== Excerpted data ==
============

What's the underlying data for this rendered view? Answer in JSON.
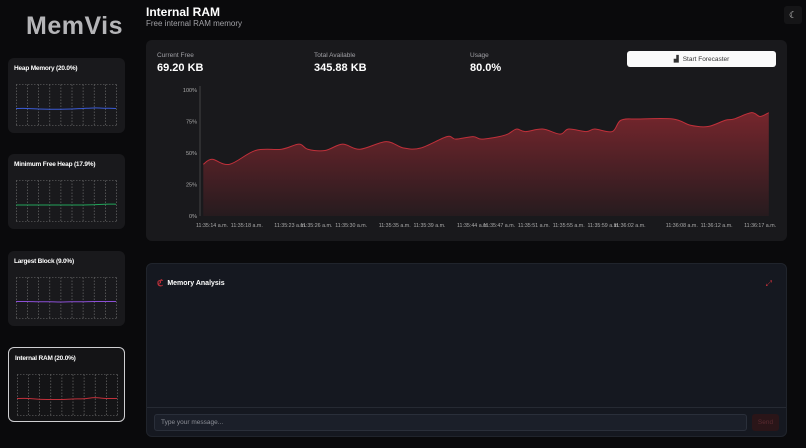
{
  "app": {
    "logo": "MemVis",
    "theme_icon": "moon-icon"
  },
  "sidebar": {
    "items": [
      {
        "label": "Heap Memory (20.0%)",
        "color": "#3b5bd6",
        "values": [
          52,
          52,
          50,
          49,
          49,
          50,
          52,
          54,
          53,
          52
        ],
        "active": false
      },
      {
        "label": "Minimum Free Heap (17.9%)",
        "color": "#22a45a",
        "values": [
          50,
          50,
          50,
          50,
          50,
          50,
          50,
          51,
          53,
          53
        ],
        "active": false
      },
      {
        "label": "Largest Block (9.0%)",
        "color": "#8b4fd6",
        "values": [
          52,
          52,
          51,
          51,
          50,
          51,
          51,
          52,
          52,
          52
        ],
        "active": false
      },
      {
        "label": "Internal RAM (20.0%)",
        "color": "#c0303a",
        "values": [
          52,
          52,
          49,
          48,
          48,
          50,
          51,
          55,
          52,
          52
        ],
        "active": true
      }
    ]
  },
  "header": {
    "title": "Internal RAM",
    "subtitle": "Free internal RAM memory"
  },
  "stats": {
    "current_free_label": "Current Free",
    "current_free": "69.20 KB",
    "total_label": "Total Available",
    "total": "345.88 KB",
    "usage_label": "Usage",
    "usage": "80.0%"
  },
  "forecaster": {
    "label": "Start Forecaster",
    "icon": "chart-icon"
  },
  "chart_data": {
    "type": "area",
    "color": "#c0303a",
    "ylim": [
      0,
      100
    ],
    "grid": false,
    "yticks": [
      "0%",
      "25%",
      "50%",
      "75%",
      "100%"
    ],
    "xticks": [
      "11:35:14 a.m.",
      "11:35:18 a.m.",
      "11:35:23 a.m.",
      "11:35:26 a.m.",
      "11:35:30 a.m.",
      "11:35:35 a.m.",
      "11:35:39 a.m.",
      "11:35:44 a.m.",
      "11:35:47 a.m.",
      "11:35:51 a.m.",
      "11:35:55 a.m.",
      "11:35:59 a.m.",
      "11:36:02 a.m.",
      "11:36:08 a.m.",
      "11:36:12 a.m.",
      "11:36:17 a.m."
    ],
    "x": [
      "11:35:13",
      "11:35:14",
      "11:35:16",
      "11:35:19",
      "11:35:22",
      "11:35:24",
      "11:35:25",
      "11:35:27",
      "11:35:29",
      "11:35:31",
      "11:35:34",
      "11:35:36",
      "11:35:38",
      "11:35:41",
      "11:35:42",
      "11:35:44",
      "11:35:45",
      "11:35:47",
      "11:35:48",
      "11:35:49",
      "11:35:50",
      "11:35:52",
      "11:35:54",
      "11:35:55",
      "11:35:57",
      "11:35:58",
      "11:36:00",
      "11:36:01",
      "11:36:03",
      "11:36:07",
      "11:36:09",
      "11:36:11",
      "11:36:13",
      "11:36:14",
      "11:36:16",
      "11:36:17",
      "11:36:18"
    ],
    "y": [
      41,
      45,
      41,
      52,
      53,
      57,
      53,
      52,
      57,
      53,
      59,
      54,
      54,
      63,
      61,
      63,
      61,
      63,
      65,
      69,
      67,
      69,
      65,
      69,
      67,
      69,
      67,
      76,
      77,
      77,
      72,
      71,
      76,
      77,
      82,
      79,
      82
    ]
  },
  "chat": {
    "title": "Memory Analysis",
    "placeholder": "Type your message...",
    "send": "Send"
  }
}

============

== Required task ==
Exclude the pictures. Write out the remaining data exactly.

== Task solution ==
What's the underlying data for this rendered view? Answer in JSON.
{
  "app": {
    "logo": "MemVis",
    "theme_icon": "moon-icon"
  },
  "sidebar": {
    "items": [
      {
        "label": "Heap Memory (20.0%)",
        "color": "#3b5bd6",
        "values": [
          52,
          52,
          50,
          49,
          49,
          50,
          52,
          54,
          53,
          52
        ],
        "active": false
      },
      {
        "label": "Minimum Free Heap (17.9%)",
        "color": "#22a45a",
        "values": [
          50,
          50,
          50,
          50,
          50,
          50,
          50,
          51,
          53,
          53
        ],
        "active": false
      },
      {
        "label": "Largest Block (9.0%)",
        "color": "#8b4fd6",
        "values": [
          52,
          52,
          51,
          51,
          50,
          51,
          51,
          52,
          52,
          52
        ],
        "active": false
      },
      {
        "label": "Internal RAM (20.0%)",
        "color": "#c0303a",
        "values": [
          52,
          52,
          49,
          48,
          48,
          50,
          51,
          55,
          52,
          52
        ],
        "active": true
      }
    ]
  },
  "header": {
    "title": "Internal RAM",
    "subtitle": "Free internal RAM memory"
  },
  "stats": {
    "current_free_label": "Current Free",
    "current_free": "69.20 KB",
    "total_label": "Total Available",
    "total": "345.88 KB",
    "usage_label": "Usage",
    "usage": "80.0%"
  },
  "forecaster": {
    "label": "Start Forecaster",
    "icon": "chart-icon"
  },
  "chart_data": {
    "type": "area",
    "color": "#c0303a",
    "ylim": [
      0,
      100
    ],
    "grid": false,
    "yticks": [
      "0%",
      "25%",
      "50%",
      "75%",
      "100%"
    ],
    "xticks": [
      "11:35:14 a.m.",
      "11:35:18 a.m.",
      "11:35:23 a.m.",
      "11:35:26 a.m.",
      "11:35:30 a.m.",
      "11:35:35 a.m.",
      "11:35:39 a.m.",
      "11:35:44 a.m.",
      "11:35:47 a.m.",
      "11:35:51 a.m.",
      "11:35:55 a.m.",
      "11:35:59 a.m.",
      "11:36:02 a.m.",
      "11:36:08 a.m.",
      "11:36:12 a.m.",
      "11:36:17 a.m."
    ],
    "x": [
      "11:35:13",
      "11:35:14",
      "11:35:16",
      "11:35:19",
      "11:35:22",
      "11:35:24",
      "11:35:25",
      "11:35:27",
      "11:35:29",
      "11:35:31",
      "11:35:34",
      "11:35:36",
      "11:35:38",
      "11:35:41",
      "11:35:42",
      "11:35:44",
      "11:35:45",
      "11:35:47",
      "11:35:48",
      "11:35:49",
      "11:35:50",
      "11:35:52",
      "11:35:54",
      "11:35:55",
      "11:35:57",
      "11:35:58",
      "11:36:00",
      "11:36:01",
      "11:36:03",
      "11:36:07",
      "11:36:09",
      "11:36:11",
      "11:36:13",
      "11:36:14",
      "11:36:16",
      "11:36:17",
      "11:36:18"
    ],
    "y": [
      41,
      45,
      41,
      52,
      53,
      57,
      53,
      52,
      57,
      53,
      59,
      54,
      54,
      63,
      61,
      63,
      61,
      63,
      65,
      69,
      67,
      69,
      65,
      69,
      67,
      69,
      67,
      76,
      77,
      77,
      72,
      71,
      76,
      77,
      82,
      79,
      82
    ]
  },
  "chat": {
    "title": "Memory Analysis",
    "placeholder": "Type your message...",
    "send": "Send"
  }
}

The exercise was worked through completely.